All of the entries need to be written out again, exactly as they are.

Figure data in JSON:
--------------------------------
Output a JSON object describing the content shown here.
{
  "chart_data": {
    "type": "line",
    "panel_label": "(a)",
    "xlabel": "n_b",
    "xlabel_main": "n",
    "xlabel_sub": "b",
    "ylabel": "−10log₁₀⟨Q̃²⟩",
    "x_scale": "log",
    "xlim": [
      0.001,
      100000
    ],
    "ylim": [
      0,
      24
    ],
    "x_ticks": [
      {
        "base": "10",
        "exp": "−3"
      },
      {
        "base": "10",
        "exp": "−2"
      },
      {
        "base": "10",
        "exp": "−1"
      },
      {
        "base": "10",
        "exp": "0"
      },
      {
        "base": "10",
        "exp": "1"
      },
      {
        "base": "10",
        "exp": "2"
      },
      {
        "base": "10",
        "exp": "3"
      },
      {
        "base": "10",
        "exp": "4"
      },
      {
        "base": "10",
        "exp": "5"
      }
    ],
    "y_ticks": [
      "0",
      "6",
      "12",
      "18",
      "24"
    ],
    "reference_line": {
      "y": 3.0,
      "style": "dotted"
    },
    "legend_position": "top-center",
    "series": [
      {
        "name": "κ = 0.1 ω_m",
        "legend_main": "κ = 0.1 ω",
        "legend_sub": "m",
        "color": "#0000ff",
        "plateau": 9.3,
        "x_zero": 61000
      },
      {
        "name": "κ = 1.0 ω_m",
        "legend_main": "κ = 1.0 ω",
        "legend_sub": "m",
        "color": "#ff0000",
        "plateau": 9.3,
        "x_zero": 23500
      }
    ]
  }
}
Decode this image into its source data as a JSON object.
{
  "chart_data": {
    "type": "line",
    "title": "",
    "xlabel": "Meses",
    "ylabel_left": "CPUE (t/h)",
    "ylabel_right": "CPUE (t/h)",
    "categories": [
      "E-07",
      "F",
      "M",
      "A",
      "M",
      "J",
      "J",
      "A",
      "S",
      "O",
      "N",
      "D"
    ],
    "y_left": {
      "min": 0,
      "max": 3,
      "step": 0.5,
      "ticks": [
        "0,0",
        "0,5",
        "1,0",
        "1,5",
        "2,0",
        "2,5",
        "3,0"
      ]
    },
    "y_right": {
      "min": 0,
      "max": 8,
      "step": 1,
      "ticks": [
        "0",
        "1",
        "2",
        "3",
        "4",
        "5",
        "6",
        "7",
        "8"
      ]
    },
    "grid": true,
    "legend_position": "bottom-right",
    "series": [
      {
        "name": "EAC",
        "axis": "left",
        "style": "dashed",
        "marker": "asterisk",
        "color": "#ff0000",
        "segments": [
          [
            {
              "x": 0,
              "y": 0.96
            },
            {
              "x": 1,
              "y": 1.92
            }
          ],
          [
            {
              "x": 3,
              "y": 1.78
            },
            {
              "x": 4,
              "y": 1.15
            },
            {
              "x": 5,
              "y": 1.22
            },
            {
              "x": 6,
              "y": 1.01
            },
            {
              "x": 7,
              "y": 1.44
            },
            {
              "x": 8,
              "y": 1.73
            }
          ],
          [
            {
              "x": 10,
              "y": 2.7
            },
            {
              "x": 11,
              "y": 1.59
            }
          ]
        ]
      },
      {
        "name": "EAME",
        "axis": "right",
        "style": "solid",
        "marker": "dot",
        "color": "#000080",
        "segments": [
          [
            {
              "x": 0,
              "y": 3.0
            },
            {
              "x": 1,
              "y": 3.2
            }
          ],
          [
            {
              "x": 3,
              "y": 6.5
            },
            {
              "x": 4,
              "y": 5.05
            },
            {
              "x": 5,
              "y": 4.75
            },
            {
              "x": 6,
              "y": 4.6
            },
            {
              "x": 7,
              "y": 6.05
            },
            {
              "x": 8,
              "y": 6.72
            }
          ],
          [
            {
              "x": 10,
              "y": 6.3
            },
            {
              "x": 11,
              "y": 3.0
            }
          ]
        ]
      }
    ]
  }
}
--------------------------------
Correct answer:
Output a JSON object describing the content shown here.
{
  "chart_data": {
    "type": "line",
    "panel_label": "(a)",
    "xlabel": "n_b",
    "xlabel_main": "n",
    "xlabel_sub": "b",
    "ylabel": "−10log₁₀⟨Q̃²⟩",
    "x_scale": "log",
    "xlim": [
      0.001,
      100000
    ],
    "ylim": [
      0,
      24
    ],
    "x_ticks": [
      {
        "base": "10",
        "exp": "−3"
      },
      {
        "base": "10",
        "exp": "−2"
      },
      {
        "base": "10",
        "exp": "−1"
      },
      {
        "base": "10",
        "exp": "0"
      },
      {
        "base": "10",
        "exp": "1"
      },
      {
        "base": "10",
        "exp": "2"
      },
      {
        "base": "10",
        "exp": "3"
      },
      {
        "base": "10",
        "exp": "4"
      },
      {
        "base": "10",
        "exp": "5"
      }
    ],
    "y_ticks": [
      "0",
      "6",
      "12",
      "18",
      "24"
    ],
    "reference_line": {
      "y": 3.0,
      "style": "dotted"
    },
    "legend_position": "top-center",
    "series": [
      {
        "name": "κ = 0.1 ω_m",
        "legend_main": "κ = 0.1 ω",
        "legend_sub": "m",
        "color": "#0000ff",
        "plateau": 9.3,
        "x_zero": 61000
      },
      {
        "name": "κ = 1.0 ω_m",
        "legend_main": "κ = 1.0 ω",
        "legend_sub": "m",
        "color": "#ff0000",
        "plateau": 9.3,
        "x_zero": 23500
      }
    ]
  }
}
Decode this image into its source data as a JSON object.
{
  "chart_data": {
    "type": "line",
    "title": "",
    "xlabel": "Meses",
    "ylabel_left": "CPUE (t/h)",
    "ylabel_right": "CPUE (t/h)",
    "categories": [
      "E-07",
      "F",
      "M",
      "A",
      "M",
      "J",
      "J",
      "A",
      "S",
      "O",
      "N",
      "D"
    ],
    "y_left": {
      "min": 0,
      "max": 3,
      "step": 0.5,
      "ticks": [
        "0,0",
        "0,5",
        "1,0",
        "1,5",
        "2,0",
        "2,5",
        "3,0"
      ]
    },
    "y_right": {
      "min": 0,
      "max": 8,
      "step": 1,
      "ticks": [
        "0",
        "1",
        "2",
        "3",
        "4",
        "5",
        "6",
        "7",
        "8"
      ]
    },
    "grid": true,
    "legend_position": "bottom-right",
    "series": [
      {
        "name": "EAC",
        "axis": "left",
        "style": "dashed",
        "marker": "asterisk",
        "color": "#ff0000",
        "segments": [
          [
            {
              "x": 0,
              "y": 0.96
            },
            {
              "x": 1,
              "y": 1.92
            }
          ],
          [
            {
              "x": 3,
              "y": 1.78
            },
            {
              "x": 4,
              "y": 1.15
            },
            {
              "x": 5,
              "y": 1.22
            },
            {
              "x": 6,
              "y": 1.01
            },
            {
              "x": 7,
              "y": 1.44
            },
            {
              "x": 8,
              "y": 1.73
            }
          ],
          [
            {
              "x": 10,
              "y": 2.7
            },
            {
              "x": 11,
              "y": 1.59
            }
          ]
        ]
      },
      {
        "name": "EAME",
        "axis": "right",
        "style": "solid",
        "marker": "dot",
        "color": "#000080",
        "segments": [
          [
            {
              "x": 0,
              "y": 3.0
            },
            {
              "x": 1,
              "y": 3.2
            }
          ],
          [
            {
              "x": 3,
              "y": 6.5
            },
            {
              "x": 4,
              "y": 5.05
            },
            {
              "x": 5,
              "y": 4.75
            },
            {
              "x": 6,
              "y": 4.6
            },
            {
              "x": 7,
              "y": 6.05
            },
            {
              "x": 8,
              "y": 6.72
            }
          ],
          [
            {
              "x": 10,
              "y": 6.3
            },
            {
              "x": 11,
              "y": 3.0
            }
          ]
        ]
      }
    ]
  }
}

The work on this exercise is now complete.